Given information:
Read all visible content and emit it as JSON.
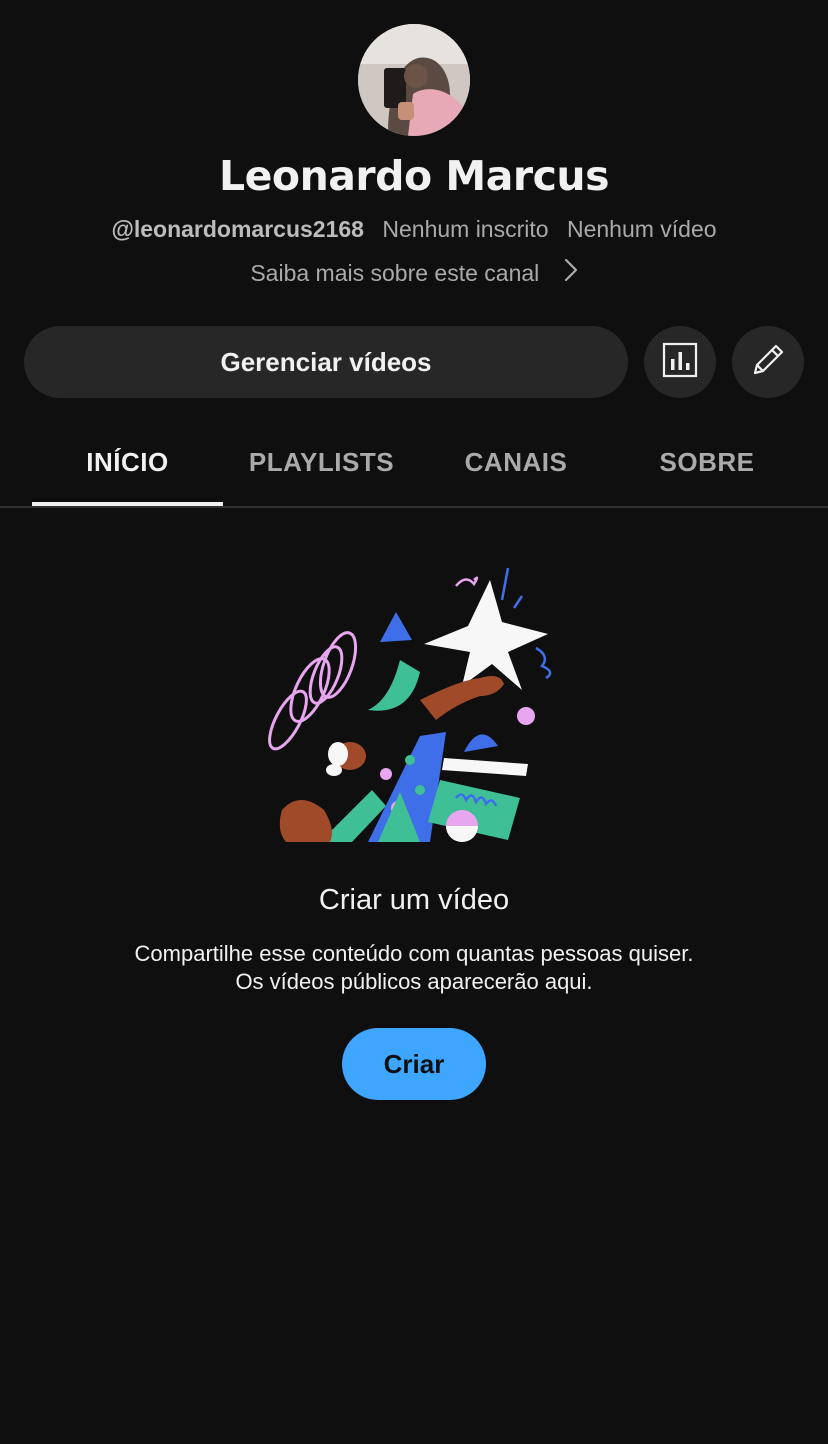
{
  "channel": {
    "name": "Leonardo Marcus",
    "handle": "@leonardomarcus2168",
    "subscribers": "Nenhum inscrito",
    "videos": "Nenhum vídeo",
    "more_link": "Saiba mais sobre este canal"
  },
  "actions": {
    "manage_label": "Gerenciar vídeos",
    "stats_icon": "bar-chart-icon",
    "edit_icon": "pencil-icon"
  },
  "tabs": [
    {
      "label": "INÍCIO",
      "active": true
    },
    {
      "label": "PLAYLISTS",
      "active": false
    },
    {
      "label": "CANAIS",
      "active": false
    },
    {
      "label": "SOBRE",
      "active": false
    }
  ],
  "empty_state": {
    "title": "Criar um vídeo",
    "line1": "Compartilhe esse conteúdo com quantas pessoas quiser.",
    "line2": "Os vídeos públicos aparecerão aqui.",
    "button_label": "Criar"
  },
  "colors": {
    "background": "#0f0f0f",
    "button_bg": "#272727",
    "accent": "#3ea6ff",
    "muted_text": "#aaaaaa"
  }
}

Work required:
Make an exact copy of the data above, pictures excluded.

Response below:
Read all visible content and emit it as JSON.
{
  "channel": {
    "name": "Leonardo Marcus",
    "handle": "@leonardomarcus2168",
    "subscribers": "Nenhum inscrito",
    "videos": "Nenhum vídeo",
    "more_link": "Saiba mais sobre este canal"
  },
  "actions": {
    "manage_label": "Gerenciar vídeos",
    "stats_icon": "bar-chart-icon",
    "edit_icon": "pencil-icon"
  },
  "tabs": [
    {
      "label": "INÍCIO",
      "active": true
    },
    {
      "label": "PLAYLISTS",
      "active": false
    },
    {
      "label": "CANAIS",
      "active": false
    },
    {
      "label": "SOBRE",
      "active": false
    }
  ],
  "empty_state": {
    "title": "Criar um vídeo",
    "line1": "Compartilhe esse conteúdo com quantas pessoas quiser.",
    "line2": "Os vídeos públicos aparecerão aqui.",
    "button_label": "Criar"
  },
  "colors": {
    "background": "#0f0f0f",
    "button_bg": "#272727",
    "accent": "#3ea6ff",
    "muted_text": "#aaaaaa"
  }
}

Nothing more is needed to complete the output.